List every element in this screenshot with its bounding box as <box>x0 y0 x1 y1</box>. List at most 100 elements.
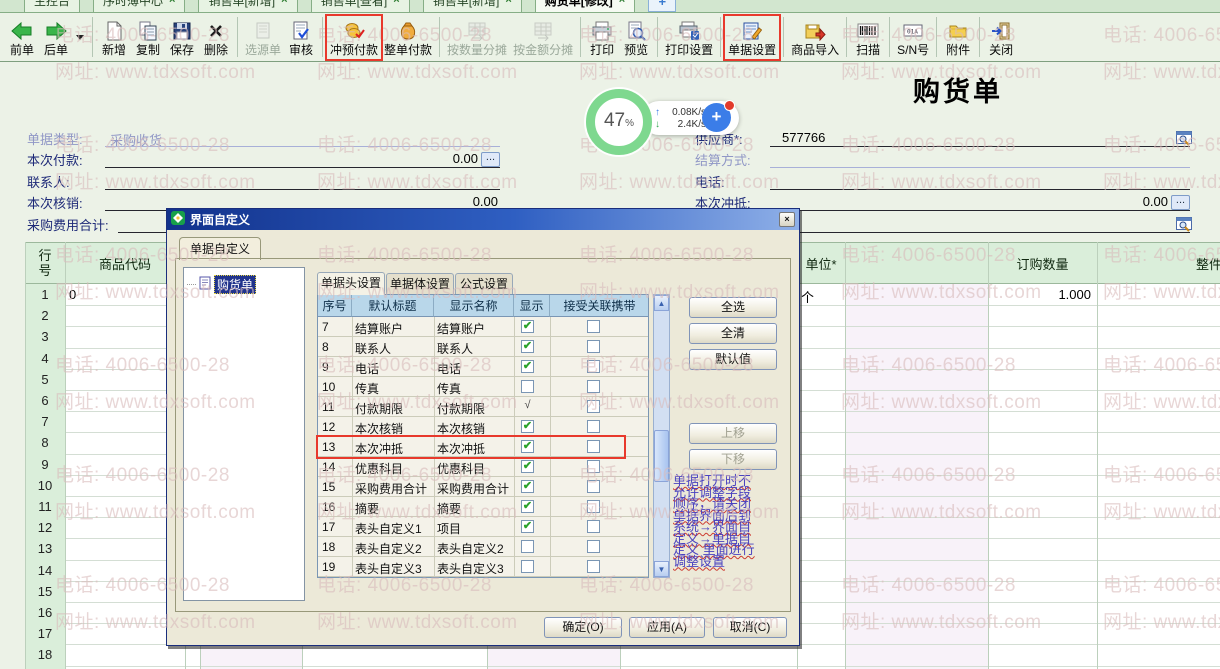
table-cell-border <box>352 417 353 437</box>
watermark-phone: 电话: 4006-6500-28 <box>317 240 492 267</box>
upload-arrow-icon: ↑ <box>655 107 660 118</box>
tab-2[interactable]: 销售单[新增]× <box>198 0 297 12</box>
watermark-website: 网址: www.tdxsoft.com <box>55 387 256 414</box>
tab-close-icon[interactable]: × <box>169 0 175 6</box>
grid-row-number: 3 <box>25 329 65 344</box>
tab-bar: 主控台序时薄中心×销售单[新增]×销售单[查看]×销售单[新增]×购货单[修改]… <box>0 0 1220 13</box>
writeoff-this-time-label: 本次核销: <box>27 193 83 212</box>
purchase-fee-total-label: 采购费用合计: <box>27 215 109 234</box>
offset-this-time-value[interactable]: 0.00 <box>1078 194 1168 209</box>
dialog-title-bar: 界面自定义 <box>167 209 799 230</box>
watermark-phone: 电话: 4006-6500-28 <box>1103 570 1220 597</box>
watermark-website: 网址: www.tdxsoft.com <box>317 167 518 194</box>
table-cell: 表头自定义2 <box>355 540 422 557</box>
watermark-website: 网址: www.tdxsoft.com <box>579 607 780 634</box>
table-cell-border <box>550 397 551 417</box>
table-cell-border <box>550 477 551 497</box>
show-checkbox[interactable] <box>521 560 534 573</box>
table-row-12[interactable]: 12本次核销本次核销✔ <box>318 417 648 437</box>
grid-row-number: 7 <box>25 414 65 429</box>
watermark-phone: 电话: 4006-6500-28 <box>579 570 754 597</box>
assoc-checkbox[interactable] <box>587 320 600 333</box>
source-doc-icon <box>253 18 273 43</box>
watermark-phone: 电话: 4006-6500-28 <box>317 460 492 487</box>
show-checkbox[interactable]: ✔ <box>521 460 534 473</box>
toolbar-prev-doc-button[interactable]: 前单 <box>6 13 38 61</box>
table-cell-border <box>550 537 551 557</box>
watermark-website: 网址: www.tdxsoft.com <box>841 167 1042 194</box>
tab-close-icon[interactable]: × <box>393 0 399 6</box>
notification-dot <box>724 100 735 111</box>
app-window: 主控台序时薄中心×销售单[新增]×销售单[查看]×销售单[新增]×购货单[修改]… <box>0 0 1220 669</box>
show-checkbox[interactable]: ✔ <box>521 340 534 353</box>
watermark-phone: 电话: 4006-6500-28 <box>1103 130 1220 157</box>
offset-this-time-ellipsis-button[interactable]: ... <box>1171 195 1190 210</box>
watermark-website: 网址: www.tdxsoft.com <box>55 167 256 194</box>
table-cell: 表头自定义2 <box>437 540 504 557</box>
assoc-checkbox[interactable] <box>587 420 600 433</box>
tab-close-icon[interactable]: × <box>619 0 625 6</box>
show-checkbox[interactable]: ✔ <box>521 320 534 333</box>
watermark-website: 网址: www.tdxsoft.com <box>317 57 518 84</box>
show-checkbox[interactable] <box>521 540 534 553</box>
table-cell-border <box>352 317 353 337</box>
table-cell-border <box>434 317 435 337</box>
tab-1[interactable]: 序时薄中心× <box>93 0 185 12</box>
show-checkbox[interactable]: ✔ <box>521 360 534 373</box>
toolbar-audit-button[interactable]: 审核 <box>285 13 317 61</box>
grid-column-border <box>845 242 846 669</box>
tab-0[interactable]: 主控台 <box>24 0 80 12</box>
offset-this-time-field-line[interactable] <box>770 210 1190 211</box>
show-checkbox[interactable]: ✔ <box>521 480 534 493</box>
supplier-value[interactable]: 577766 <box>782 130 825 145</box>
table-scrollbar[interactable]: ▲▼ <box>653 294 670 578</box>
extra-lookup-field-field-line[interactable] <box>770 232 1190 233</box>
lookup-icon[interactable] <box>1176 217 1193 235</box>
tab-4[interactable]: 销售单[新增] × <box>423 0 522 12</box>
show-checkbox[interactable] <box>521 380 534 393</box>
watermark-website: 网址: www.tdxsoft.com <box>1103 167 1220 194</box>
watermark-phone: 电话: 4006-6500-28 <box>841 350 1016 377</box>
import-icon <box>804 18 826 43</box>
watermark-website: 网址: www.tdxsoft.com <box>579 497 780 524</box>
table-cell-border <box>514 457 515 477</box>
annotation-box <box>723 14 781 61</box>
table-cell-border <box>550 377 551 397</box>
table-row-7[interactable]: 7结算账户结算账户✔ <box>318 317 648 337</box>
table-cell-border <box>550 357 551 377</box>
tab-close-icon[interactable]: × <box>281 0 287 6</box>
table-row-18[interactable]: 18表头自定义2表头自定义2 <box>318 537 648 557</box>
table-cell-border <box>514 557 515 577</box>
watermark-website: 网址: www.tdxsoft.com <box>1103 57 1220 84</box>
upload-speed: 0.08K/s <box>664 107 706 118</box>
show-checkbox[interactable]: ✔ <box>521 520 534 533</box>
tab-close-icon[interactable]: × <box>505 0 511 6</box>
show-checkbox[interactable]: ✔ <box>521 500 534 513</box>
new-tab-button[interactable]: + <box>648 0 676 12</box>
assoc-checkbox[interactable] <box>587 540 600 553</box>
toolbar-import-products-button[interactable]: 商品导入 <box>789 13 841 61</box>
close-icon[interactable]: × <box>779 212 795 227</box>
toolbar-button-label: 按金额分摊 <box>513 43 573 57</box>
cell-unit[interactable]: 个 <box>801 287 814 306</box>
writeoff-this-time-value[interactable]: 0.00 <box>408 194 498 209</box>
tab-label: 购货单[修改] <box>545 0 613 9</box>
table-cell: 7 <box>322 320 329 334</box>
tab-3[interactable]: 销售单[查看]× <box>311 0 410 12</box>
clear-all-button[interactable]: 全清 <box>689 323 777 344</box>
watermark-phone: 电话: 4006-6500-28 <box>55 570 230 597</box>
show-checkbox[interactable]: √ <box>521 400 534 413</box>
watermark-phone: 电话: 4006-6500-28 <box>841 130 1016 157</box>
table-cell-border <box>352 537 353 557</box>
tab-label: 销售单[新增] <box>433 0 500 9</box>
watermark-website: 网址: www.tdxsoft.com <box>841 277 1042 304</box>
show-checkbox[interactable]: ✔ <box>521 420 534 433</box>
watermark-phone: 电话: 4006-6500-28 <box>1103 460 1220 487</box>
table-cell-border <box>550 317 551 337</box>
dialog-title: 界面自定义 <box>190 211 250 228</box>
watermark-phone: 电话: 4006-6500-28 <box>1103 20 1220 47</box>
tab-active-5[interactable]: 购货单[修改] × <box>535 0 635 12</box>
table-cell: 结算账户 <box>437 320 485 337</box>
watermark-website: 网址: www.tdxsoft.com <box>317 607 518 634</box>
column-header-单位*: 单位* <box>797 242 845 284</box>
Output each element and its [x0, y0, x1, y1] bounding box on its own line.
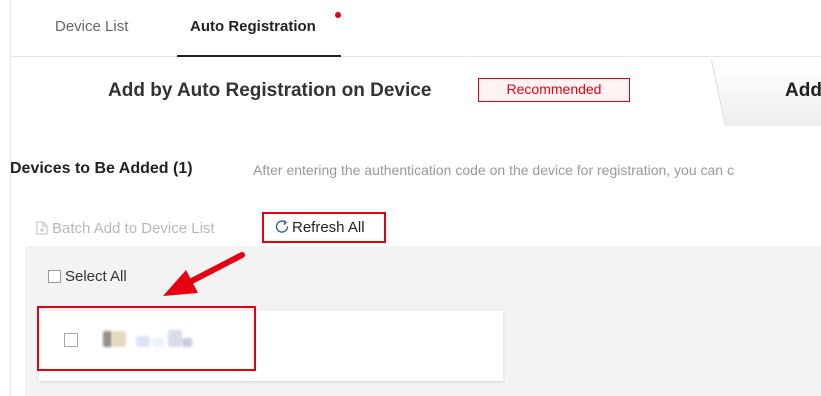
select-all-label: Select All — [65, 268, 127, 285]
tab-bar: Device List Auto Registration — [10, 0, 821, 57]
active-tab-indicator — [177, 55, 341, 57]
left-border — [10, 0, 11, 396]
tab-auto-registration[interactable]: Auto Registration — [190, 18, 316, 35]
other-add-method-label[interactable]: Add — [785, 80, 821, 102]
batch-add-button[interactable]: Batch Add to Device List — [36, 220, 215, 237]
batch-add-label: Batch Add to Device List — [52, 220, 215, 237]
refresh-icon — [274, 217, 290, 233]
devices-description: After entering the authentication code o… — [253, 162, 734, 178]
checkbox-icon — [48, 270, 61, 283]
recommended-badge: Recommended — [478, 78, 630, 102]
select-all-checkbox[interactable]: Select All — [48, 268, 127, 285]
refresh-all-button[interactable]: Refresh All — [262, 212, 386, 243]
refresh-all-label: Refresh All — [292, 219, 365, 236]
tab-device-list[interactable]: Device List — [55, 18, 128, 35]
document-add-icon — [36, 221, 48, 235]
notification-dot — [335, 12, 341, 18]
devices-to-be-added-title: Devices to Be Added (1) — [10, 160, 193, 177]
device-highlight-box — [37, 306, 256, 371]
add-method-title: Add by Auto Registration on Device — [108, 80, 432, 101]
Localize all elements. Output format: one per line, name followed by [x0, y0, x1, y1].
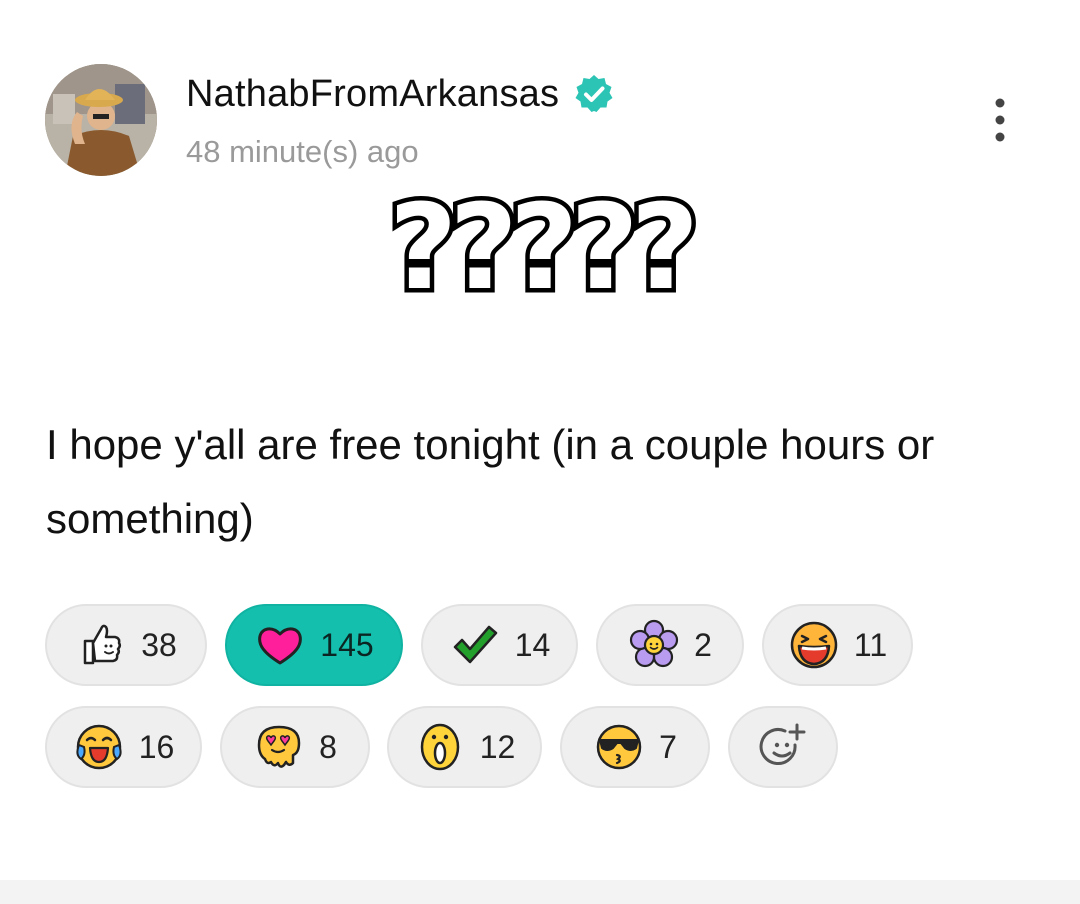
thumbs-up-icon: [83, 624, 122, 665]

_ _ _ _ _

Short problem: Format the records as a Markdown table with the columns Row and Record line. Start with the line containing "table-cell-border <box>352 417 353 437</box>" and run through the line containing "watermark-website: 网址: www.tdxsoft.com <box>55 167". Number each line in order and leave out blank lines.

Exercise response:
| Row | Record line |
|---|---|
| 1 | table-cell-border <box>352 417 353 437</box> |
| 2 | watermark-phone: 电话: 4006-6500-28 <box>317 240 492 267</box> |
| 3 | upload-arrow-icon: ↑ <box>655 107 660 118</box> |
| 4 | tab-2[interactable]: 销售单[新增]× <box>198 0 297 12</box> |
| 5 | watermark-website: 网址: www.tdxsoft.com <box>55 387 256 414</box> |
| 6 | tab-close-icon[interactable]: × <box>169 0 175 6</box> |
| 7 | grid-row-number: 3 <box>25 329 65 344</box> |
| 8 | tab-bar: 主控台序时薄中心×销售单[新增]×销售单[查看]×销售单[新增]×购货单[修改]… <box>0 0 1220 13</box> |
| 9 | writeoff-this-time-label: 本次核销: <box>27 193 83 212</box> |
| 10 | purchase-fee-total-label: 采购费用合计: <box>27 215 109 234</box> |
| 11 | offset-this-time-value[interactable]: 0.00 <box>1078 194 1168 209</box> |
| 12 | dialog-title-bar: 界面自定义 <box>167 209 799 230</box> |
| 13 | watermark-phone: 电话: 4006-6500-28 <box>1103 570 1220 597</box> |
| 14 | watermark-website: 网址: www.tdxsoft.com <box>317 167 518 194</box> |
| 15 | table-cell: 表头自定义2 <box>355 540 422 557</box> |
| 16 | watermark-website: 网址: www.tdxsoft.com <box>579 607 780 634</box> |
| 17 | table-cell-border <box>550 397 551 417</box> |
| 18 | table-cell-border <box>550 477 551 497</box> |
| 19 | show-checkbox[interactable] <box>521 560 534 573</box> |
| 20 | table-row-12[interactable]: 12本次核销本次核销✔ <box>318 417 648 437</box> |
| 21 | grid-row-number: 7 <box>25 414 65 429</box> |
| 22 | watermark-phone: 电话: 4006-6500-28 <box>579 570 754 597</box> |
| 23 | assoc-checkbox[interactable] <box>587 320 600 333</box> |
| 24 | source-doc-icon <box>253 18 273 43</box> |
| 25 | watermark-phone: 电话: 4006-6500-28 <box>317 460 492 487</box> |
| 26 | show-checkbox[interactable]: ✔ <box>521 460 534 473</box> |
| 27 | toolbar-prev-doc-button[interactable]: 前单 <box>6 13 38 61</box> |
| 28 | table-cell-border <box>550 537 551 557</box> |
| 29 | watermark-website: 网址: www.tdxsoft.com <box>841 167 1042 194</box> |
| 30 | tab-close-icon[interactable]: × <box>393 0 399 6</box> |
| 31 | notification-dot <box>724 100 735 111</box> |
| 32 | app-window: 主控台序时薄中心×销售单[新增]×销售单[查看]×销售单[新增]×购货单[修改]… <box>0 0 1220 669</box> |
| 33 | show-checkbox[interactable]: ✔ <box>521 340 534 353</box> |
| 34 | watermark-phone: 电话: 4006-6500-28 <box>1103 130 1220 157</box> |
| 35 | offset-this-time-ellipsis-button[interactable]: ... <box>1171 195 1190 210</box> |
| 36 | watermark-website: 网址: www.tdxsoft.com <box>55 167 256 194</box> |